-- Stored data start --

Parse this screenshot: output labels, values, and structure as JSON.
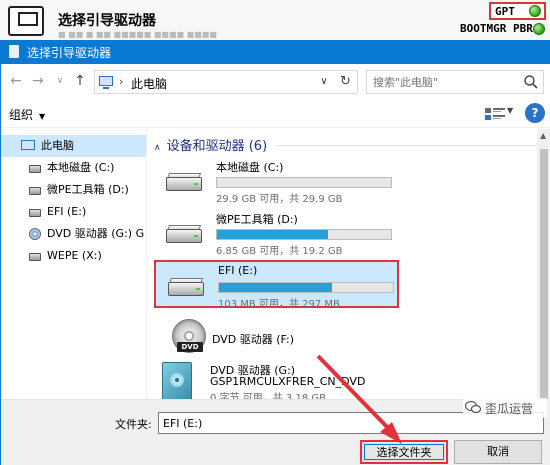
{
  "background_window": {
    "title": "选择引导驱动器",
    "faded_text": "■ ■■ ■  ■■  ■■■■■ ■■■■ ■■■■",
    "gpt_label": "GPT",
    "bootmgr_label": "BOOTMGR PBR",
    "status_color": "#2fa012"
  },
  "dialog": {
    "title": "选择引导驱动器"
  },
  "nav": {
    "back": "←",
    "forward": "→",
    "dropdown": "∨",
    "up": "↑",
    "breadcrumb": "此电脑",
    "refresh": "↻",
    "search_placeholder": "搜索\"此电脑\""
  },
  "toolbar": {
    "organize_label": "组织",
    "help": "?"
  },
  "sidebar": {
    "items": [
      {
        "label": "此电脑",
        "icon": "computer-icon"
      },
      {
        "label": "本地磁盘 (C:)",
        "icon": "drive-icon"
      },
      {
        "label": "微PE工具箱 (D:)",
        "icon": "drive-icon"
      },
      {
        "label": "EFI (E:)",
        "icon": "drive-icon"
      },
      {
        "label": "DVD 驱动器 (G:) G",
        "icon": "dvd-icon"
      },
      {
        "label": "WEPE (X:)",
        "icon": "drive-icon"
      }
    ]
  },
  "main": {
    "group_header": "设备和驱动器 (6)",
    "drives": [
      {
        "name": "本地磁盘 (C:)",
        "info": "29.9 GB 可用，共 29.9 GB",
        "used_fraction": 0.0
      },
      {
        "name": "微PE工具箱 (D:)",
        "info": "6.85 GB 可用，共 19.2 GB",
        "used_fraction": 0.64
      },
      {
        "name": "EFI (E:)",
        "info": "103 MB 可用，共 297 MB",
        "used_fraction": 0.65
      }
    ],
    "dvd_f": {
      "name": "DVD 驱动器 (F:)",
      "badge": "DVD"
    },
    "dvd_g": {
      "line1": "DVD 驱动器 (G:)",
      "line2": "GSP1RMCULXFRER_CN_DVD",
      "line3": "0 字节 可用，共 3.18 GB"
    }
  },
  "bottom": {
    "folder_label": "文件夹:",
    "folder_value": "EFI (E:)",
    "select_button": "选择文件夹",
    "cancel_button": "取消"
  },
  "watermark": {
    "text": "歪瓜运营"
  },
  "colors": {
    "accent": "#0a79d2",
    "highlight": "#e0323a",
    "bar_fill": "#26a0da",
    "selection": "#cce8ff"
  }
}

-- Stored data end --

* Task statement:
Each line above is to be copied verbatim. Drop any image from the copy.

* The output:
Parse this screenshot: output labels, values, and structure as JSON.
{
  "background_window": {
    "title": "选择引导驱动器",
    "faded_text": "■ ■■ ■  ■■  ■■■■■ ■■■■ ■■■■",
    "gpt_label": "GPT",
    "bootmgr_label": "BOOTMGR PBR",
    "status_color": "#2fa012"
  },
  "dialog": {
    "title": "选择引导驱动器"
  },
  "nav": {
    "back": "←",
    "forward": "→",
    "dropdown": "∨",
    "up": "↑",
    "breadcrumb": "此电脑",
    "refresh": "↻",
    "search_placeholder": "搜索\"此电脑\""
  },
  "toolbar": {
    "organize_label": "组织",
    "help": "?"
  },
  "sidebar": {
    "items": [
      {
        "label": "此电脑",
        "icon": "computer-icon"
      },
      {
        "label": "本地磁盘 (C:)",
        "icon": "drive-icon"
      },
      {
        "label": "微PE工具箱 (D:)",
        "icon": "drive-icon"
      },
      {
        "label": "EFI (E:)",
        "icon": "drive-icon"
      },
      {
        "label": "DVD 驱动器 (G:) G",
        "icon": "dvd-icon"
      },
      {
        "label": "WEPE (X:)",
        "icon": "drive-icon"
      }
    ]
  },
  "main": {
    "group_header": "设备和驱动器 (6)",
    "drives": [
      {
        "name": "本地磁盘 (C:)",
        "info": "29.9 GB 可用，共 29.9 GB",
        "used_fraction": 0.0
      },
      {
        "name": "微PE工具箱 (D:)",
        "info": "6.85 GB 可用，共 19.2 GB",
        "used_fraction": 0.64
      },
      {
        "name": "EFI (E:)",
        "info": "103 MB 可用，共 297 MB",
        "used_fraction": 0.65
      }
    ],
    "dvd_f": {
      "name": "DVD 驱动器 (F:)",
      "badge": "DVD"
    },
    "dvd_g": {
      "line1": "DVD 驱动器 (G:)",
      "line2": "GSP1RMCULXFRER_CN_DVD",
      "line3": "0 字节 可用，共 3.18 GB"
    }
  },
  "bottom": {
    "folder_label": "文件夹:",
    "folder_value": "EFI (E:)",
    "select_button": "选择文件夹",
    "cancel_button": "取消"
  },
  "watermark": {
    "text": "歪瓜运营"
  },
  "colors": {
    "accent": "#0a79d2",
    "highlight": "#e0323a",
    "bar_fill": "#26a0da",
    "selection": "#cce8ff"
  }
}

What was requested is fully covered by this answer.